記述課題 1: 以下の記録のうち、「staticText: Me (137, 291, 143, 296)」を含む行から「staticText: You don't」を含む行までを、両端の行も含めてそのまま出力せよ。

Goブログ
実験、簡素化、リリース
はじめに
これは、先週のGopherCon 2019での講演のブログ記事版です。
私たちは皆、Go 2への道筋を共に歩んでいますが、その道筋がどこに向かうのか、あるいは時にはどの方向に進むのか、誰も正確には知りません。この記事では、Go 2への道筋を実際にどのように見つけて辿っていくのかについて説明します。プロセスは以下のようになります。

私たちは、Goを現状のまま実験して、より深く理解し、何がうまく機能し、何がうまく機能しないかを学びます。次に、考えられる変更点を試行錯誤して、それらをより深く理解し、再び何がうまく機能し、何がうまく機能しないかを学びます。これらの実験から得られた知見に基づいて、簡素化します。そして、再び実験します。そして、再び簡素化します。そして、以下同様に繰り返します。
簡素化の4つのR
このプロセスにおいて、Goプログラムの作成全般のエクスペリエンスを簡素化できる4つの主要な方法があります。それは、再形成、再定義、削除、および制限です。
再形成による簡素化
簡素化の最初の方法は、既存のものを新しい形に再形成することです。これにより、全体としてよりシンプルになります。
私たちが書くGoプログラムはすべて、Go自体をテストするための実験として機能します。Go初期の頃、私たちはすぐに、このような`addToList`関数を書くのが一般的であることを学びました。

記述課題 2: 本文が挙げる、Goプログラム作成のエクスペリエンスを簡素化する主要な方法をすべて列挙せよ。

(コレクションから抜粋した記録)
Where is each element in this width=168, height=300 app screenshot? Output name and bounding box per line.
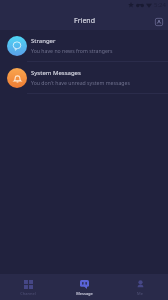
staticText: Me (137, 291, 143, 296)
button[interactable]: Contacts (151, 14, 166, 29)
staticText: Stranger (31, 37, 56, 45)
staticText: Friend (74, 16, 95, 26)
button[interactable]: Message (56, 274, 112, 300)
staticText: Message (76, 291, 93, 296)
staticText: System Messages (31, 69, 81, 77)
staticText: You don't have unread system messages (31, 79, 130, 86)
staticText: You have no news from strangers (31, 47, 113, 54)
button[interactable]: System Messages (0, 62, 168, 93)
button[interactable]: Stranger (0, 30, 168, 61)
button[interactable]: Me (112, 274, 168, 300)
button[interactable]: Channel (0, 274, 56, 300)
staticText: Channel (20, 291, 36, 296)
staticText: 5:24 (154, 1, 166, 9)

記述解答 1:
staticText: Me (137, 291, 143, 296)
button[interactable]: Contacts (151, 14, 166, 29)
staticText: Stranger (31, 37, 56, 45)
staticText: Friend (74, 16, 95, 26)
button[interactable]: Message (56, 274, 112, 300)
staticText: Message (76, 291, 93, 296)
staticText: System Messages (31, 69, 81, 77)
staticText: You don't have unread system messages (31, 79, 130, 86)

記述解答 2:
- 再形成
- 再定義
- 削除
- 制限